[Data entries]
□ □ □ □ □
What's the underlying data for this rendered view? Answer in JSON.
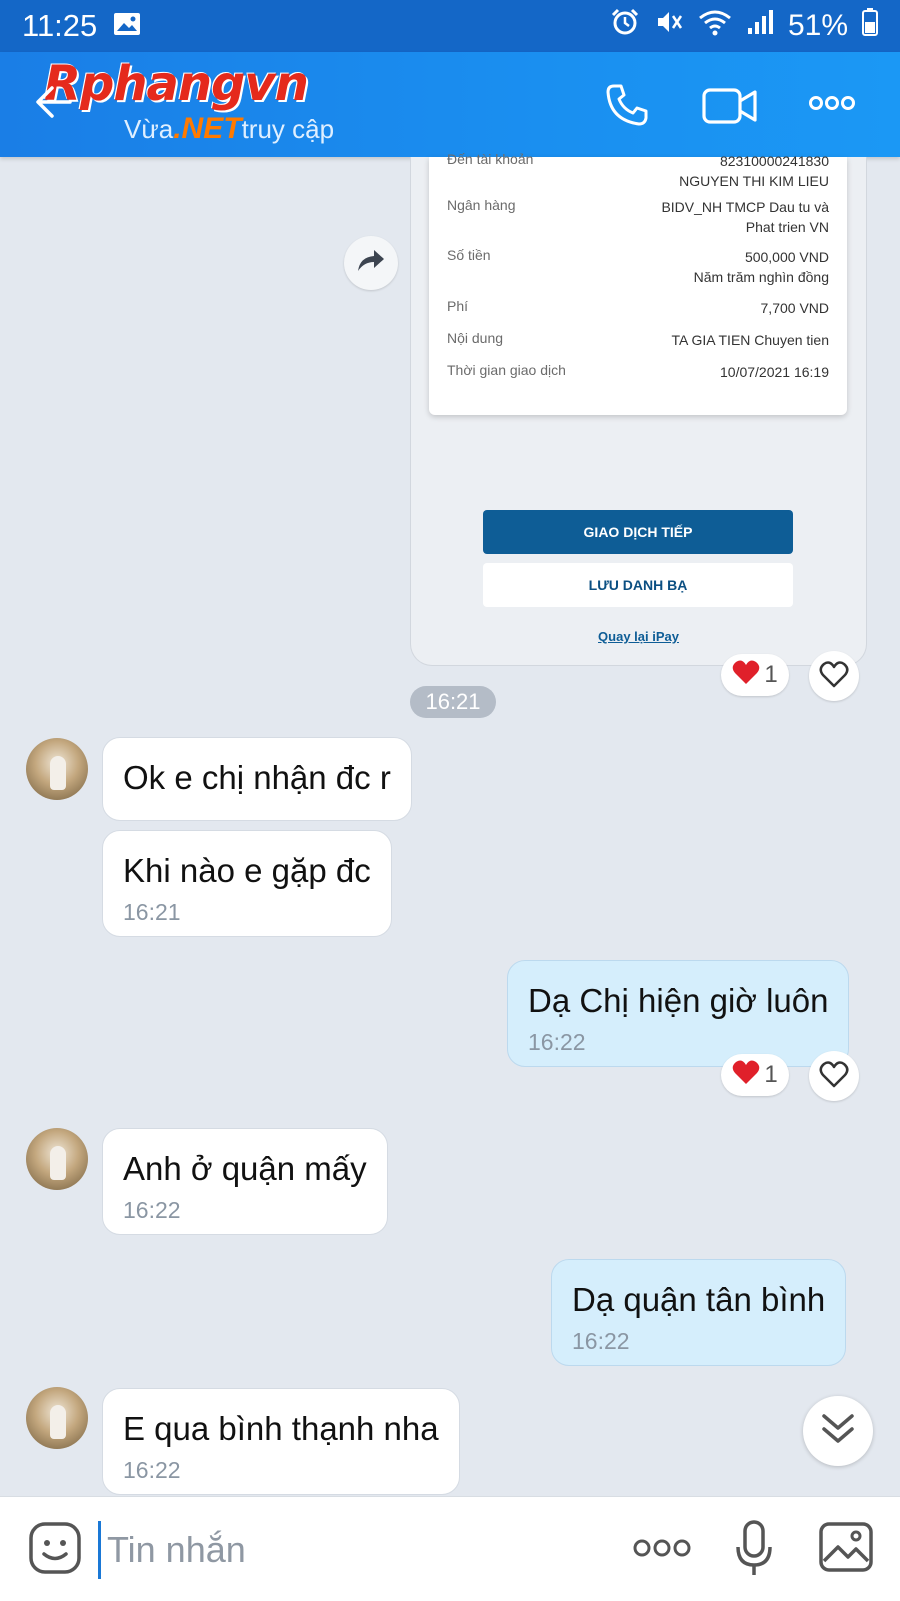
{
  "status": {
    "time": "11:25",
    "battery": "51%"
  },
  "header": {
    "logo_main": "Rphangvn",
    "logo_sub_pre": "Vừa",
    "logo_sub_net": ".NET",
    "logo_sub_post": "truy cập"
  },
  "receipt": {
    "partial_top_label": "Đến tài khoản",
    "account_number": "82310000241830",
    "account_name": "NGUYEN THI KIM LIEU",
    "bank_label": "Ngân hàng",
    "bank_value": [
      "BIDV_NH TMCP Dau tu và",
      "Phat trien VN"
    ],
    "amount_label": "Số tiền",
    "amount_value": [
      "500,000 VND",
      "Năm trăm nghìn đồng"
    ],
    "fee_label": "Phí",
    "fee_value": "7,700 VND",
    "content_label": "Nội dung",
    "content_value": "TA GIA TIEN Chuyen tien",
    "time_label": "Thời gian giao dịch",
    "time_value": "10/07/2021 16:19",
    "btn_next": "GIAO DỊCH TIẾP",
    "btn_save": "LƯU DANH BẠ",
    "link_back": "Quay lại iPay"
  },
  "reactions": {
    "count1": "1",
    "count2": "1"
  },
  "time_divider": "16:21",
  "messages": [
    {
      "text": "Ok e chị nhận đc r",
      "time": ""
    },
    {
      "text": "Khi nào e gặp đc",
      "time": "16:21"
    },
    {
      "text": "Dạ Chị hiện giờ luôn",
      "time": "16:22"
    },
    {
      "text": "Anh ở quận mấy",
      "time": "16:22"
    },
    {
      "text": "Dạ quận tân bình",
      "time": "16:22"
    },
    {
      "text": "E qua bình thạnh nha",
      "time": "16:22"
    }
  ],
  "composer": {
    "placeholder": "Tin nhắn"
  },
  "colors": {
    "header": "#1a88ec",
    "status_bar": "#1467c7",
    "outgoing_bubble": "#d5eefc",
    "heart": "#e0202a"
  },
  "icons": [
    "image-icon",
    "alarm-icon",
    "mute-icon",
    "wifi-icon",
    "signal-icon",
    "battery-icon",
    "back-arrow-icon",
    "phone-icon",
    "video-call-icon",
    "more-icon",
    "share-icon",
    "heart-icon",
    "heart-outline-icon",
    "chevron-double-down-icon",
    "sticker-icon",
    "mic-icon",
    "gallery-icon"
  ]
}
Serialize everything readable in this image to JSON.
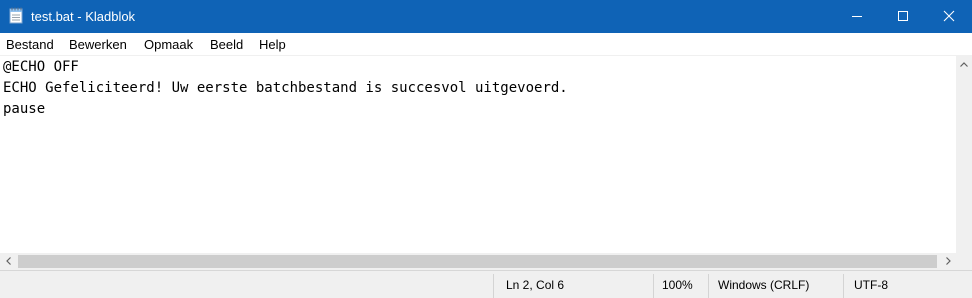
{
  "window": {
    "title": "test.bat - Kladblok",
    "icon": "notepad-icon",
    "controls": [
      "minimize-icon",
      "maximize-icon",
      "close-icon"
    ],
    "accent_color": "#0f63b6"
  },
  "menu": {
    "items": [
      {
        "label": "Bestand"
      },
      {
        "label": "Bewerken"
      },
      {
        "label": "Opmaak"
      },
      {
        "label": "Beeld"
      },
      {
        "label": "Help"
      }
    ]
  },
  "editor": {
    "lines": [
      "@ECHO OFF",
      "ECHO Gefeliciteerd! Uw eerste batchbestand is succesvol uitgevoerd.",
      "pause"
    ]
  },
  "statusbar": {
    "position": "Ln 2, Col 6",
    "zoom": "100%",
    "line_ending": "Windows (CRLF)",
    "encoding": "UTF-8"
  }
}
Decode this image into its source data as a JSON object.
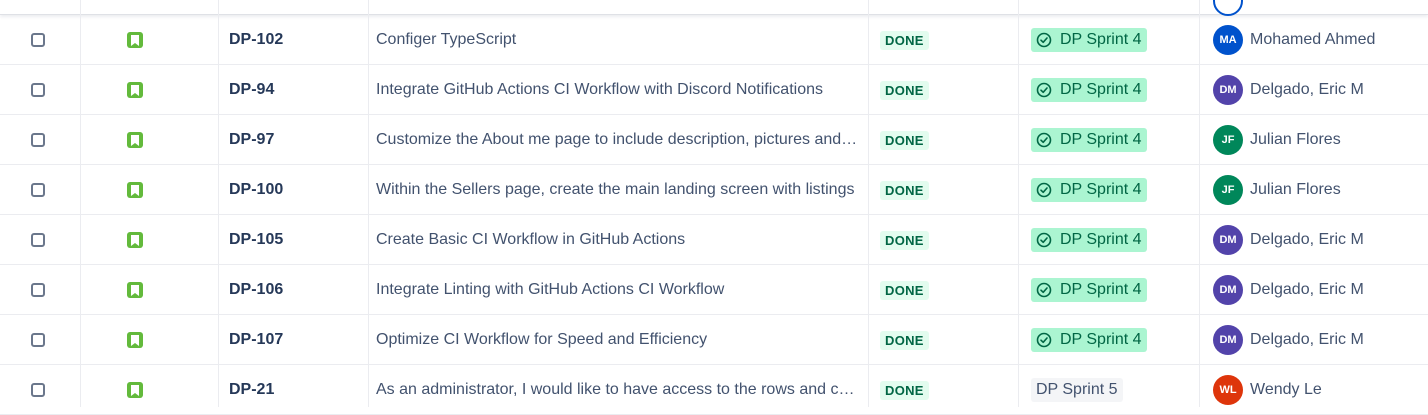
□ □ □ □ □
Scan the listing above for the word "JSON" and copy every line that holds it.

▸ **Solution to the problem**
What's the underlying data for this rendered view? Answer in JSON.
Serialize everything readable in this image to JSON.
Decode this image into its source data as a JSON object.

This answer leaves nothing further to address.